***** DATA TO USE *****

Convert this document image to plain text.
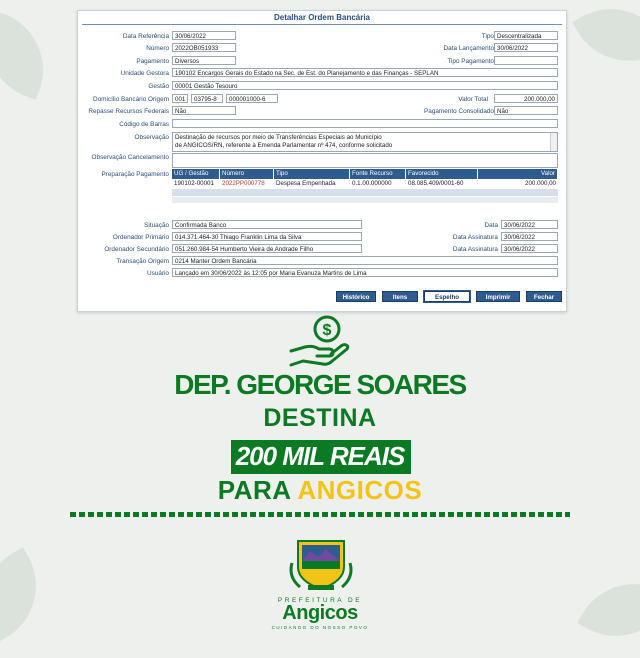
Detalhar Ordem Bancária
Data Referência 30/06/2022	Tipo Descentralizada
Número 2022OB051933	Data Lançamento 30/06/2022
Pagamento Diversos	Tipo Pagamento
Unidade Gestora 190102 Encargos Gerais do Estado na Sec. de Est. do Planejamento e das Finanças - SEPLAN
Gestão 00001 Gestão Tesouro
Domicílio Bancário Origem 001	03795-8	000001000-6	Valor Total	200.000,00
Repasse Recursos Federais Não	Pagamento Consolidado Não
Código de Barras
Observação Destinação de recursos por meio de Transferências Especiais ao Município
de ANGICOS/RN, referente à Emenda Parlamentar nº 474, conforme solicitado
Observação Cancelamento
Preparação Pagamento UG / Gestão	Número	Tipo	Fonte Recurso	Favorecido	Valor
190102-00001	2022PP000778	Despesa Empenhada	0.1.00.000000	08.085.409/0001-60	200.000,00
Situação Confirmada Banco	Data 30/06/2022
Ordenador Primário 014.371.464-30 Thiago Franklin Lima da Silva	Data Assinatura 30/06/2022
Ordenador Secundário 051.260.984-54 Humberto Vieira de Andrade Filho	Data Assinatura 30/06/2022
Transação Origem 0214 Manter Ordem Bancária
Usuário Lançado em 30/06/2022 às 12:05 por Maria Evanuza Martins de Lima
Histórico	Itens	Espelho	Imprimir	Fechar
$
DEP. GEORGE SOARES
DESTINA
200 MIL REAIS
PARA ANGICOS
PREFEITURA DE
Angicos
CUIDANDO DO NOSSO POVO
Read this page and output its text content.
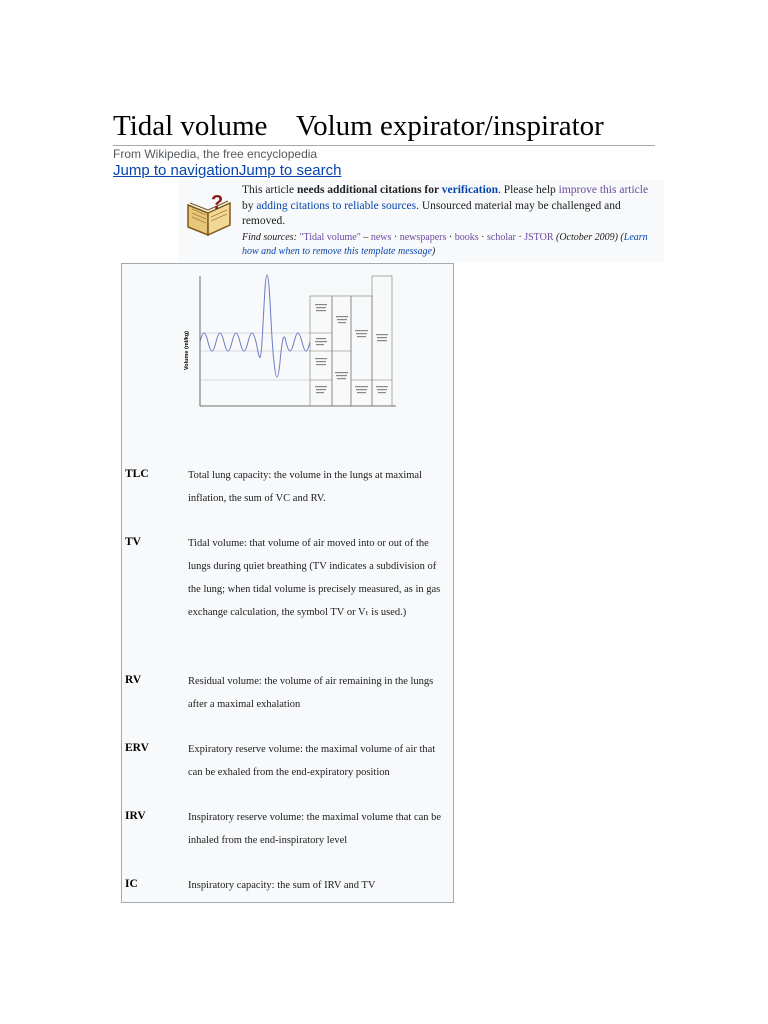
Tidal volume    Volum expirator/inspirator
From Wikipedia, the free encyclopedia
Jump to navigationJump to search
?
This article needs additional citations for verification. Please help improve this article by adding citations to reliable sources. Unsourced material may be challenged and removed.
Find sources: "Tidal volume" – news · newspapers · books · scholar · JSTOR (October 2009) (Learn how and when to remove this template message)
Volume (ml/kg)
TLC	Total lung capacity: the volume in the lungs at maximal inflation, the sum of VC and RV.
TV	Tidal volume: that volume of air moved into or out of the lungs during quiet breathing (TV indicates a subdivision of the lung; when tidal volume is precisely measured, as in gas exchange calculation, the symbol TV or Vₜ is used.)
RV	Residual volume: the volume of air remaining in the lungs after a maximal exhalation
ERV	Expiratory reserve volume: the maximal volume of air that can be exhaled from the end-expiratory position
IRV	Inspiratory reserve volume: the maximal volume that can be inhaled from the end-inspiratory level
IC	Inspiratory capacity: the sum of IRV and TV
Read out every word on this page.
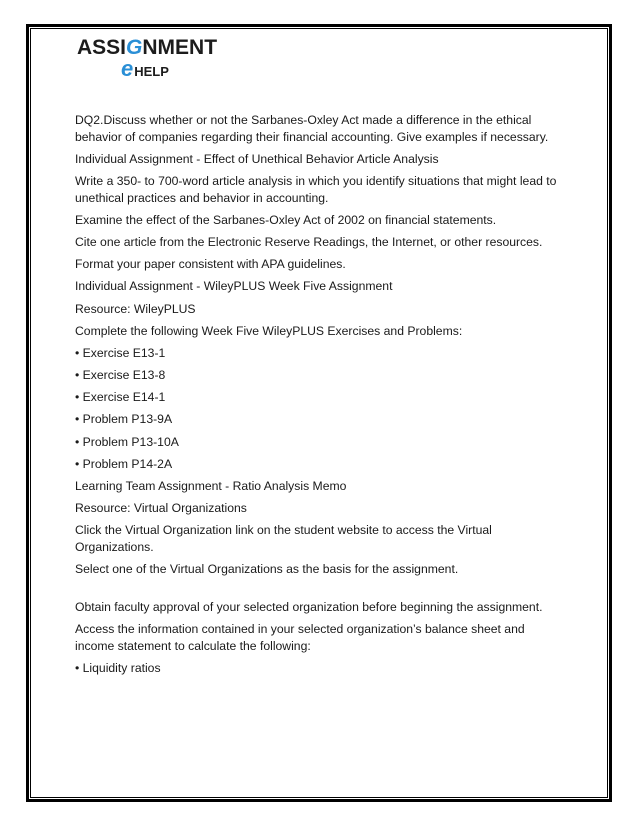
ASSIGNMENT
eHELP

DQ2.Discuss whether or not the Sarbanes-Oxley Act made a difference in the ethical behavior of companies regarding their financial accounting. Give examples if necessary.

Individual Assignment - Effect of Unethical Behavior Article Analysis

Write a 350- to 700-word article analysis in which you identify situations that might lead to unethical practices and behavior in accounting.

Examine the effect of the Sarbanes-Oxley Act of 2002 on financial statements.

Cite one article from the Electronic Reserve Readings, the Internet, or other resources.

Format your paper consistent with APA guidelines.

Individual Assignment - WileyPLUS Week Five Assignment

Resource: WileyPLUS

Complete the following Week Five WileyPLUS Exercises and Problems:

• Exercise E13-1

• Exercise E13-8

• Exercise E14-1

• Problem P13-9A

• Problem P13-10A

• Problem P14-2A

Learning Team Assignment - Ratio Analysis Memo

Resource: Virtual Organizations

Click the Virtual Organization link on the student website to access the Virtual Organizations.

Select one of the Virtual Organizations as the basis for the assignment.

Obtain faculty approval of your selected organization before beginning the assignment.

Access the information contained in your selected organization’s balance sheet and income statement to calculate the following:

• Liquidity ratios
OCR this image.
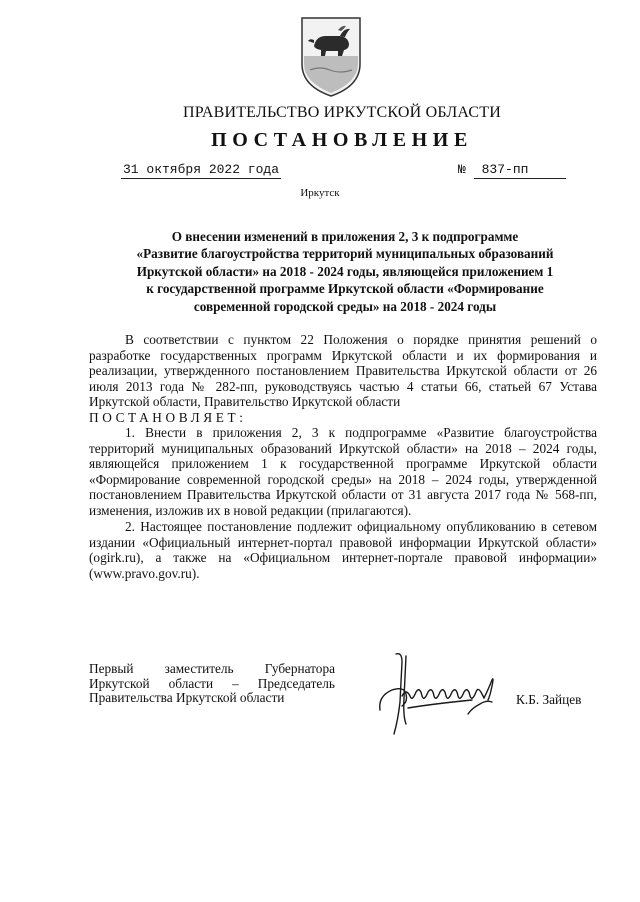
ПРАВИТЕЛЬСТВО ИРКУТСКОЙ ОБЛАСТИ
ПОСТАНОВЛЕНИЕ
31 октября 2022 года	№ 837-пп
Иркутск
О внесении изменений в приложения 2, 3 к подпрограмме
«Развитие благоустройства территорий муниципальных образований
Иркутской области» на 2018 - 2024 годы, являющейся приложением 1
к государственной программе Иркутской области «Формирование
современной городской среды» на 2018 - 2024 годы

В соответствии с пунктом 22 Положения о порядке принятия решений о разработке государственных программ Иркутской области и их формирования и реализации, утвержденного постановлением Правительства Иркутской области от 26 июля 2013 года № 282-пп, руководствуясь частью 4 статьи 66, статьей 67 Устава Иркутской области, Правительство Иркутской области

ПОСТАНОВЛЯЕТ:

1. Внести в приложения 2, 3 к подпрограмме «Развитие благоустройства территорий муниципальных образований Иркутской области» на 2018 – 2024 годы, являющейся приложением 1 к государственной программе Иркутской области «Формирование современной городской среды» на 2018 – 2024 годы, утвержденной постановлением Правительства Иркутской области от 31 августа 2017 года № 568-пп, изменения, изложив их в новой редакции (прилагаются).

2. Настоящее постановление подлежит официальному опубликованию в сетевом издании «Официальный интернет-портал правовой информации Иркутской области» (ogirk.ru), а также на «Официальном интернет-портале правовой информации» (www.pravo.gov.ru).

Первый заместитель Губернатора
Иркутской области – Председатель
Правительства Иркутской области	К.Б. Зайцев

*****

## AIM
Skip every picture and transcribe the data above exactly.

## RESULT OF THE TASK
Convert this document image to plain text.
Detalhar Ordem Bancária
Data Referência 30/06/2022	Tipo Descentralizada
Número 2022OB051933	Data Lançamento 30/06/2022
Pagamento Diversos	Tipo Pagamento
Unidade Gestora 190102 Encargos Gerais do Estado na Sec. de Est. do Planejamento e das Finanças - SEPLAN
Gestão 00001 Gestão Tesouro
Domicílio Bancário Origem 001	03795-8	000001000-6	Valor Total	200.000,00
Repasse Recursos Federais Não	Pagamento Consolidado Não
Código de Barras
Observação Destinação de recursos por meio de Transferências Especiais ao Município
de ANGICOS/RN, referente à Emenda Parlamentar nº 474, conforme solicitado
Observação Cancelamento
Preparação Pagamento UG / Gestão	Número	Tipo	Fonte Recurso	Favorecido	Valor
190102-00001	2022PP000778	Despesa Empenhada	0.1.00.000000	08.085.409/0001-60	200.000,00
Situação Confirmada Banco	Data 30/06/2022
Ordenador Primário 014.371.464-30 Thiago Franklin Lima da Silva	Data Assinatura 30/06/2022
Ordenador Secundário 051.260.984-54 Humberto Vieira de Andrade Filho	Data Assinatura 30/06/2022
Transação Origem 0214 Manter Ordem Bancária
Usuário Lançado em 30/06/2022 às 12:05 por Maria Evanuza Martins de Lima
Histórico	Itens	Espelho	Imprimir	Fechar
$
DEP. GEORGE SOARES
DESTINA
200 MIL REAIS
PARA ANGICOS
PREFEITURA DE
Angicos
CUIDANDO DO NOSSO POVO
Read this page and output its text content.
Tidal volume    Volum expirator/inspirator
From Wikipedia, the free encyclopedia
Jump to navigationJump to search
?
This article needs additional citations for verification. Please help improve this article by adding citations to reliable sources. Unsourced material may be challenged and removed.
Find sources: "Tidal volume" – news · newspapers · books · scholar · JSTOR (October 2009) (Learn how and when to remove this template message)
Volume (ml/kg)
TLC	Total lung capacity: the volume in the lungs at maximal inflation, the sum of VC and RV.
TV	Tidal volume: that volume of air moved into or out of the lungs during quiet breathing (TV indicates a subdivision of the lung; when tidal volume is precisely measured, as in gas exchange calculation, the symbol TV or Vₜ is used.)
RV	Residual volume: the volume of air remaining in the lungs after a maximal exhalation
ERV	Expiratory reserve volume: the maximal volume of air that can be exhaled from the end-expiratory position
IRV	Inspiratory reserve volume: the maximal volume that can be inhaled from the end-inspiratory level
IC	Inspiratory capacity: the sum of IRV and TV
Read out every word on this page.
ASSIGNMENT
eHELP

DQ2.Discuss whether or not the Sarbanes-Oxley Act made a difference in the ethical behavior of companies regarding their financial accounting. Give examples if necessary.

Individual Assignment - Effect of Unethical Behavior Article Analysis

Write a 350- to 700-word article analysis in which you identify situations that might lead to unethical practices and behavior in accounting.

Examine the effect of the Sarbanes-Oxley Act of 2002 on financial statements.

Cite one article from the Electronic Reserve Readings, the Internet, or other resources.

Format your paper consistent with APA guidelines.

Individual Assignment - WileyPLUS Week Five Assignment

Resource: WileyPLUS

Complete the following Week Five WileyPLUS Exercises and Problems:

• Exercise E13-1

• Exercise E13-8

• Exercise E14-1

• Problem P13-9A

• Problem P13-10A

• Problem P14-2A

Learning Team Assignment - Ratio Analysis Memo

Resource: Virtual Organizations

Click the Virtual Organization link on the student website to access the Virtual Organizations.

Select one of the Virtual Organizations as the basis for the assignment.

Obtain faculty approval of your selected organization before beginning the assignment.

Access the information contained in your selected organization’s balance sheet and income statement to calculate the following:

• Liquidity ratios
OCR this image.
ПРАВИТЕЛЬСТВО ИРКУТСКОЙ ОБЛАСТИ
ПОСТАНОВЛЕНИЕ
31 октября 2022 года	№ 837-пп
Иркутск
О внесении изменений в приложения 2, 3 к подпрограмме
«Развитие благоустройства территорий муниципальных образований
Иркутской области» на 2018 - 2024 годы, являющейся приложением 1
к государственной программе Иркутской области «Формирование
современной городской среды» на 2018 - 2024 годы

В соответствии с пунктом 22 Положения о порядке принятия решений о разработке государственных программ Иркутской области и их формирования и реализации, утвержденного постановлением Правительства Иркутской области от 26 июля 2013 года № 282-пп, руководствуясь частью 4 статьи 66, статьей 67 Устава Иркутской области, Правительство Иркутской области

ПОСТАНОВЛЯЕТ:

1. Внести в приложения 2, 3 к подпрограмме «Развитие благоустройства территорий муниципальных образований Иркутской области» на 2018 – 2024 годы, являющейся приложением 1 к государственной программе Иркутской области «Формирование современной городской среды» на 2018 – 2024 годы, утвержденной постановлением Правительства Иркутской области от 31 августа 2017 года № 568-пп, изменения, изложив их в новой редакции (прилагаются).

2. Настоящее постановление подлежит официальному опубликованию в сетевом издании «Официальный интернет-портал правовой информации Иркутской области» (ogirk.ru), а также на «Официальном интернет-портале правовой информации» (www.pravo.gov.ru).

Первый заместитель Губернатора
Иркутской области – Председатель
Правительства Иркутской области	К.Б. Зайцев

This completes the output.